● Text segment
While there are certainly flaws in democracy promotion policy, and I do not believe the American system is perfect, as someone who works to promote democratic development in the Middle East I feel it is necessary to point out the errors in Issandr's statements and offer a clarification of just what it is the $150 million of democracy funding will support.  In order of their occurrence, here are the most significant problems with Issandr's take on democracy promotion:

1) The Washington Post quotation is selective and misleading.  If one only reads the passage posted on the Arabist, it would seem that Egyptians have no interest in American support for their efforts to build a democracy (Issandr's comments also indicate he believes any Egyptian that does is a charlatan).  However, the Post article devotes nearly half its content to discussing the history of American organizations working with Egyptian democratic activists.  In particular the article discusses the activities of the National Democratic Institute and the International Republican Institute, both of which have worked in Egypt without the Mubarak government's permission since as early as 2003.  NDI and IRI have both worked closely with Egyptian NGOs and some politicians.  This cooperation has included training in the use of new media and communication in closed societies, election monitoring, reporting and documentation of human rights abuses, and anti-corruption.  This work is not done by cutting large checks to an aid-fattened elite -- it is relatively cheap and never offers financial support to local groups unless they are performing a service, for instance conducting a poll or focus group.  Activists have not only accepted the help of these organizations, they have specifically requested it and often risked harassment and arrest in order to receive it.  To imply that the work of these organizations has been met with disdain is deceptive.  Many of the activists who were instrumental in organizing protests during Egypt's uprising have worked with American organizations, including NDI and IRI, in the past, and their assistance has played a supportive role in the pro-democracy movements in several Arab countries, and in many other countries around the world.

● Given exercise 1
Select every line of the records that contains the string "modal", matching its case exactly.
The passage and the data listing are unrelated to each other.

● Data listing

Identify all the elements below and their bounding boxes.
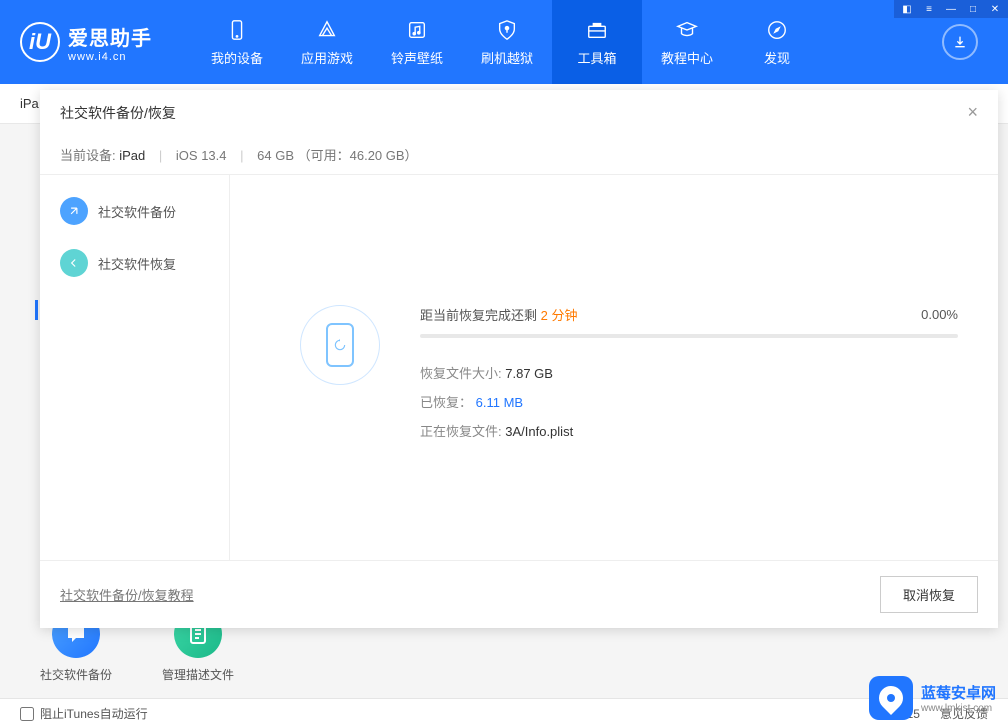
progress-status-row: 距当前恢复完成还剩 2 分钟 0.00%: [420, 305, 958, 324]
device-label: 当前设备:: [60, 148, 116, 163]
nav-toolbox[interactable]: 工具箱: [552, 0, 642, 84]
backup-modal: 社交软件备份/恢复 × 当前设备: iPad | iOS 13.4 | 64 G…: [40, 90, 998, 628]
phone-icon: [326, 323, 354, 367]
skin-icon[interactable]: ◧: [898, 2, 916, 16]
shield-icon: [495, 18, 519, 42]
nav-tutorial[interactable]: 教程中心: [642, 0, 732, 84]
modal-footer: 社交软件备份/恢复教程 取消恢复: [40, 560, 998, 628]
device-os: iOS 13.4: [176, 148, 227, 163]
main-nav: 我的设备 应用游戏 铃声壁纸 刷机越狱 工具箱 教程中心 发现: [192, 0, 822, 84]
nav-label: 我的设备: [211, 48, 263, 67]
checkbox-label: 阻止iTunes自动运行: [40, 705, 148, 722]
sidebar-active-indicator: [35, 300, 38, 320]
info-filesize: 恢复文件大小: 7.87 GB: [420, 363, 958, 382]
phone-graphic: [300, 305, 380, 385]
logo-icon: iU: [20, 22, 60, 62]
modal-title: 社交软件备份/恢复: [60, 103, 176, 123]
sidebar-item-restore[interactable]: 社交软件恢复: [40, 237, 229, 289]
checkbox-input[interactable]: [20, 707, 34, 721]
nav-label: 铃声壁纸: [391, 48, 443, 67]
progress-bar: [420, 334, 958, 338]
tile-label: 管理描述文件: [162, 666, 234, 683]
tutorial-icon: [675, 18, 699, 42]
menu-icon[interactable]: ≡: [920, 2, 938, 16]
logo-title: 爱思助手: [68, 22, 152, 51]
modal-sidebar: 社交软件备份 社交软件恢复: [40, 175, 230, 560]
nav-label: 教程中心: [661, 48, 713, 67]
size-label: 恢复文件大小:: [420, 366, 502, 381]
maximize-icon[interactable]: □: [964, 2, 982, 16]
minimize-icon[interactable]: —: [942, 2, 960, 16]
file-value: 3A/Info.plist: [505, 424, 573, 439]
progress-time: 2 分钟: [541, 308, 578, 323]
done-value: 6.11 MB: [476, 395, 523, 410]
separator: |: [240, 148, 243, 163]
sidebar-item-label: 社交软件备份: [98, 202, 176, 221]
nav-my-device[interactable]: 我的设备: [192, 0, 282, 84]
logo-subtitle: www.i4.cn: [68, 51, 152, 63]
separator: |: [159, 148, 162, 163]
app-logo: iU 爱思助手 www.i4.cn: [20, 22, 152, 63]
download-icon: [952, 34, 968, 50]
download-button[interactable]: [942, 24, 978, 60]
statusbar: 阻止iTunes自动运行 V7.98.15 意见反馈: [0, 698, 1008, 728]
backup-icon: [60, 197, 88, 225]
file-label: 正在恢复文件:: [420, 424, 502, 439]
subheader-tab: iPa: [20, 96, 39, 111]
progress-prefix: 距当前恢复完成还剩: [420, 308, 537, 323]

● Given exercise 2
Answer these questions about the commentary on democracy promotion:
(a) How much democracy funding does the author set out to clarify?
(b) Which two American organizations does the Post article discuss in particular?
(c) Under what condition do these organizations give financial support to local groups?

● Full solution 1
backup-modal: 社交软件备份/恢复 × 当前设备: iPad | iOS 13.4 | 64 G…: [40, 90, 998, 628]
modal-footer: 社交软件备份/恢复教程 取消恢复: [40, 560, 998, 628]
modal-title: 社交软件备份/恢复: [60, 103, 176, 123]
modal-sidebar: 社交软件备份 社交软件恢复: [40, 175, 230, 560]

● Full solution 2
(a) $150 million.
(b) The National Democratic Institute and the International Republican Institute.
(c) Only when the groups are performing a service, such as conducting a poll or focus group.